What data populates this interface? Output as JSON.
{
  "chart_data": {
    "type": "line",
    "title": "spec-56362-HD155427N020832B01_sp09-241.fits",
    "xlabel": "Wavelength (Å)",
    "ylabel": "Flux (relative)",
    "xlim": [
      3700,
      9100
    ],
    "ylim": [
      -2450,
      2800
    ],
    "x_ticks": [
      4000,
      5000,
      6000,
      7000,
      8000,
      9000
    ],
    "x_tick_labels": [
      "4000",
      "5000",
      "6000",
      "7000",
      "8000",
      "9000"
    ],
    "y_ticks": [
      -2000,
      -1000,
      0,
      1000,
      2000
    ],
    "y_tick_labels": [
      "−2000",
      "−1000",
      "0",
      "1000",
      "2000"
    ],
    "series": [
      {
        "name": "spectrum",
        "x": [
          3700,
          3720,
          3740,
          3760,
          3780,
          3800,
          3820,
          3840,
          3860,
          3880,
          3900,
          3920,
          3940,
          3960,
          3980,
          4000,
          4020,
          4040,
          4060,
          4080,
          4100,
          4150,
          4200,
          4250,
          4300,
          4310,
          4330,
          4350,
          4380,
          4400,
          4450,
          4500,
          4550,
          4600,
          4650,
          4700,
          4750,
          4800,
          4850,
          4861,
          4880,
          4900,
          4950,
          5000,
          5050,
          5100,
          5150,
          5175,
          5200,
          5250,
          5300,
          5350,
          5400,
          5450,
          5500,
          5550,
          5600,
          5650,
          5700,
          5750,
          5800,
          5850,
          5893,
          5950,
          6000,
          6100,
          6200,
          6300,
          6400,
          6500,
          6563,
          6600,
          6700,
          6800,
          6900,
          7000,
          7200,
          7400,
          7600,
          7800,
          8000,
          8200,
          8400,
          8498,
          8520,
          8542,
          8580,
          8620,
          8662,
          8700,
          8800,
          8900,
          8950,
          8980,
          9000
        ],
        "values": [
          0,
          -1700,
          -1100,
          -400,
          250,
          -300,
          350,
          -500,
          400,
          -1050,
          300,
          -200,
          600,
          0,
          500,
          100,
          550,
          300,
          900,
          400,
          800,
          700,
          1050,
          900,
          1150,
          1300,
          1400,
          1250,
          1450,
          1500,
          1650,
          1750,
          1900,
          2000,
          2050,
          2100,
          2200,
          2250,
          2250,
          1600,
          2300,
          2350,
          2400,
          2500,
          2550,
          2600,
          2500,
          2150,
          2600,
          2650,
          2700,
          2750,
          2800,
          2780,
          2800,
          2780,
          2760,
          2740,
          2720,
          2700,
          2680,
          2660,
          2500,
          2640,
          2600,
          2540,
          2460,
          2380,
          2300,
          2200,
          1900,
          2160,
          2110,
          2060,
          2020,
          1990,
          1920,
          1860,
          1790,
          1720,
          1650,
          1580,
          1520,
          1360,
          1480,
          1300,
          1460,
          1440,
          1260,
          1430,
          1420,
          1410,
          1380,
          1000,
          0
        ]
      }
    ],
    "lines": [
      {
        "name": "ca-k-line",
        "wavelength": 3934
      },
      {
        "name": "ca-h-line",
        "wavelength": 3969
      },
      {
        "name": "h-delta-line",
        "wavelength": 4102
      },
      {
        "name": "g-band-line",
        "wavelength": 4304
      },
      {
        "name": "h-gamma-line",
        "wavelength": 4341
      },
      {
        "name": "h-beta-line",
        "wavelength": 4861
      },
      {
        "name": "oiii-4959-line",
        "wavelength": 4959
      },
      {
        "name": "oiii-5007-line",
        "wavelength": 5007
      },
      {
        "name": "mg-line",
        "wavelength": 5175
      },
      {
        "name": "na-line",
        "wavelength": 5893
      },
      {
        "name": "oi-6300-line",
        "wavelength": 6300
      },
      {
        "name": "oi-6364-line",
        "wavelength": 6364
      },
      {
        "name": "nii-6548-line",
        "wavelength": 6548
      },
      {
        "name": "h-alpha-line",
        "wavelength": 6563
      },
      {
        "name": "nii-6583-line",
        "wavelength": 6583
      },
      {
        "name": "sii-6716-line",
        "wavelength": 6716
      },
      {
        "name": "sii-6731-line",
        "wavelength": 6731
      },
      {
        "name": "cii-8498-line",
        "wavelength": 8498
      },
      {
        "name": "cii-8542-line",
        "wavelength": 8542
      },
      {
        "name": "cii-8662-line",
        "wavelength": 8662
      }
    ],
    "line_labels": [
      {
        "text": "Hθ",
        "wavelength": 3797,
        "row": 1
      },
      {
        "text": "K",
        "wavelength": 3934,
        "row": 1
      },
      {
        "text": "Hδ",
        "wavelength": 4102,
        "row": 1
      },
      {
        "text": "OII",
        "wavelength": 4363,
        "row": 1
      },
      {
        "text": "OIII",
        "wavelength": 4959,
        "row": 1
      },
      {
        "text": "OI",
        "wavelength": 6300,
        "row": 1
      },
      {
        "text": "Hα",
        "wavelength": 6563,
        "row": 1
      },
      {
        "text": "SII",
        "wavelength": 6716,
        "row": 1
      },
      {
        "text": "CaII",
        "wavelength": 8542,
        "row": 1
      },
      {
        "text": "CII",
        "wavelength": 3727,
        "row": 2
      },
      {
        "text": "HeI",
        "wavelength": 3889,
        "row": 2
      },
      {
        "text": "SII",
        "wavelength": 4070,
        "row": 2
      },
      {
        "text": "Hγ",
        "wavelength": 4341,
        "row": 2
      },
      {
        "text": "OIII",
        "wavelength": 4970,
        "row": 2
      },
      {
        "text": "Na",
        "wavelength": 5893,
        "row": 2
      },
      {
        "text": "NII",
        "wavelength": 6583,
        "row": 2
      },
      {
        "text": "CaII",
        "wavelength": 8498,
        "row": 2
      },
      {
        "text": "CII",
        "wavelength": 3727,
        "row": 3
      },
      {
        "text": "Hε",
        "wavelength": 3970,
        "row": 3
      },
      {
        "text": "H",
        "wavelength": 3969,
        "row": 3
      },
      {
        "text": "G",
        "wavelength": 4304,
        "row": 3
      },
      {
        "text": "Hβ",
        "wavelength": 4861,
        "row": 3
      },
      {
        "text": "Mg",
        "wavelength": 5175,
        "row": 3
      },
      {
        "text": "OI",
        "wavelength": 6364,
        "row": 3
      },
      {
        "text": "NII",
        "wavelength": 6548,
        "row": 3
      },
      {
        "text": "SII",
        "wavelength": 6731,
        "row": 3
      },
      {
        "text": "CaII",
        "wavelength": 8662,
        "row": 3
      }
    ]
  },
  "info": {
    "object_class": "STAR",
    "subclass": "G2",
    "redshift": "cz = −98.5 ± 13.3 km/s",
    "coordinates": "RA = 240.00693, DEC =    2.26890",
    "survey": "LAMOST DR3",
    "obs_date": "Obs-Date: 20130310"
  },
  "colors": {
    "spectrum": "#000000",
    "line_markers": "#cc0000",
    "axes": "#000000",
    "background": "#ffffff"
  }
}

#### DIRECTION
Output the records verbatim, from the first line to the last.

#### ANSWER TO THIS TASK
What data populates this interface? Output as JSON.
{
  "chart_data": {
    "type": "line",
    "title": "spec-56362-HD155427N020832B01_sp09-241.fits",
    "xlabel": "Wavelength (Å)",
    "ylabel": "Flux (relative)",
    "xlim": [
      3700,
      9100
    ],
    "ylim": [
      -2450,
      2800
    ],
    "x_ticks": [
      4000,
      5000,
      6000,
      7000,
      8000,
      9000
    ],
    "x_tick_labels": [
      "4000",
      "5000",
      "6000",
      "7000",
      "8000",
      "9000"
    ],
    "y_ticks": [
      -2000,
      -1000,
      0,
      1000,
      2000
    ],
    "y_tick_labels": [
      "−2000",
      "−1000",
      "0",
      "1000",
      "2000"
    ],
    "series": [
      {
        "name": "spectrum",
        "x": [
          3700,
          3720,
          3740,
          3760,
          3780,
          3800,
          3820,
          3840,
          3860,
          3880,
          3900,
          3920,
          3940,
          3960,
          3980,
          4000,
          4020,
          4040,
          4060,
          4080,
          4100,
          4150,
          4200,
          4250,
          4300,
          4310,
          4330,
          4350,
          4380,
          4400,
          4450,
          4500,
          4550,
          4600,
          4650,
          4700,
          4750,
          4800,
          4850,
          4861,
          4880,
          4900,
          4950,
          5000,
          5050,
          5100,
          5150,
          5175,
          5200,
          5250,
          5300,
          5350,
          5400,
          5450,
          5500,
          5550,
          5600,
          5650,
          5700,
          5750,
          5800,
          5850,
          5893,
          5950,
          6000,
          6100,
          6200,
          6300,
          6400,
          6500,
          6563,
          6600,
          6700,
          6800,
          6900,
          7000,
          7200,
          7400,
          7600,
          7800,
          8000,
          8200,
          8400,
          8498,
          8520,
          8542,
          8580,
          8620,
          8662,
          8700,
          8800,
          8900,
          8950,
          8980,
          9000
        ],
        "values": [
          0,
          -1700,
          -1100,
          -400,
          250,
          -300,
          350,
          -500,
          400,
          -1050,
          300,
          -200,
          600,
          0,
          500,
          100,
          550,
          300,
          900,
          400,
          800,
          700,
          1050,
          900,
          1150,
          1300,
          1400,
          1250,
          1450,
          1500,
          1650,
          1750,
          1900,
          2000,
          2050,
          2100,
          2200,
          2250,
          2250,
          1600,
          2300,
          2350,
          2400,
          2500,
          2550,
          2600,
          2500,
          2150,
          2600,
          2650,
          2700,
          2750,
          2800,
          2780,
          2800,
          2780,
          2760,
          2740,
          2720,
          2700,
          2680,
          2660,
          2500,
          2640,
          2600,
          2540,
          2460,
          2380,
          2300,
          2200,
          1900,
          2160,
          2110,
          2060,
          2020,
          1990,
          1920,
          1860,
          1790,
          1720,
          1650,
          1580,
          1520,
          1360,
          1480,
          1300,
          1460,
          1440,
          1260,
          1430,
          1420,
          1410,
          1380,
          1000,
          0
        ]
      }
    ],
    "lines": [
      {
        "name": "ca-k-line",
        "wavelength": 3934
      },
      {
        "name": "ca-h-line",
        "wavelength": 3969
      },
      {
        "name": "h-delta-line",
        "wavelength": 4102
      },
      {
        "name": "g-band-line",
        "wavelength": 4304
      },
      {
        "name": "h-gamma-line",
        "wavelength": 4341
      },
      {
        "name": "h-beta-line",
        "wavelength": 4861
      },
      {
        "name": "oiii-4959-line",
        "wavelength": 4959
      },
      {
        "name": "oiii-5007-line",
        "wavelength": 5007
      },
      {
        "name": "mg-line",
        "wavelength": 5175
      },
      {
        "name": "na-line",
        "wavelength": 5893
      },
      {
        "name": "oi-6300-line",
        "wavelength": 6300
      },
      {
        "name": "oi-6364-line",
        "wavelength": 6364
      },
      {
        "name": "nii-6548-line",
        "wavelength": 6548
      },
      {
        "name": "h-alpha-line",
        "wavelength": 6563
      },
      {
        "name": "nii-6583-line",
        "wavelength": 6583
      },
      {
        "name": "sii-6716-line",
        "wavelength": 6716
      },
      {
        "name": "sii-6731-line",
        "wavelength": 6731
      },
      {
        "name": "cii-8498-line",
        "wavelength": 8498
      },
      {
        "name": "cii-8542-line",
        "wavelength": 8542
      },
      {
        "name": "cii-8662-line",
        "wavelength": 8662
      }
    ],
    "line_labels": [
      {
        "text": "Hθ",
        "wavelength": 3797,
        "row": 1
      },
      {
        "text": "K",
        "wavelength": 3934,
        "row": 1
      },
      {
        "text": "Hδ",
        "wavelength": 4102,
        "row": 1
      },
      {
        "text": "OII",
        "wavelength": 4363,
        "row": 1
      },
      {
        "text": "OIII",
        "wavelength": 4959,
        "row": 1
      },
      {
        "text": "OI",
        "wavelength": 6300,
        "row": 1
      },
      {
        "text": "Hα",
        "wavelength": 6563,
        "row": 1
      },
      {
        "text": "SII",
        "wavelength": 6716,
        "row": 1
      },
      {
        "text": "CaII",
        "wavelength": 8542,
        "row": 1
      },
      {
        "text": "CII",
        "wavelength": 3727,
        "row": 2
      },
      {
        "text": "HeI",
        "wavelength": 3889,
        "row": 2
      },
      {
        "text": "SII",
        "wavelength": 4070,
        "row": 2
      },
      {
        "text": "Hγ",
        "wavelength": 4341,
        "row": 2
      },
      {
        "text": "OIII",
        "wavelength": 4970,
        "row": 2
      },
      {
        "text": "Na",
        "wavelength": 5893,
        "row": 2
      },
      {
        "text": "NII",
        "wavelength": 6583,
        "row": 2
      },
      {
        "text": "CaII",
        "wavelength": 8498,
        "row": 2
      },
      {
        "text": "CII",
        "wavelength": 3727,
        "row": 3
      },
      {
        "text": "Hε",
        "wavelength": 3970,
        "row": 3
      },
      {
        "text": "H",
        "wavelength": 3969,
        "row": 3
      },
      {
        "text": "G",
        "wavelength": 4304,
        "row": 3
      },
      {
        "text": "Hβ",
        "wavelength": 4861,
        "row": 3
      },
      {
        "text": "Mg",
        "wavelength": 5175,
        "row": 3
      },
      {
        "text": "OI",
        "wavelength": 6364,
        "row": 3
      },
      {
        "text": "NII",
        "wavelength": 6548,
        "row": 3
      },
      {
        "text": "SII",
        "wavelength": 6731,
        "row": 3
      },
      {
        "text": "CaII",
        "wavelength": 8662,
        "row": 3
      }
    ]
  },
  "info": {
    "object_class": "STAR",
    "subclass": "G2",
    "redshift": "cz = −98.5 ± 13.3 km/s",
    "coordinates": "RA = 240.00693, DEC =    2.26890",
    "survey": "LAMOST DR3",
    "obs_date": "Obs-Date: 20130310"
  },
  "colors": {
    "spectrum": "#000000",
    "line_markers": "#cc0000",
    "axes": "#000000",
    "background": "#ffffff"
  }
}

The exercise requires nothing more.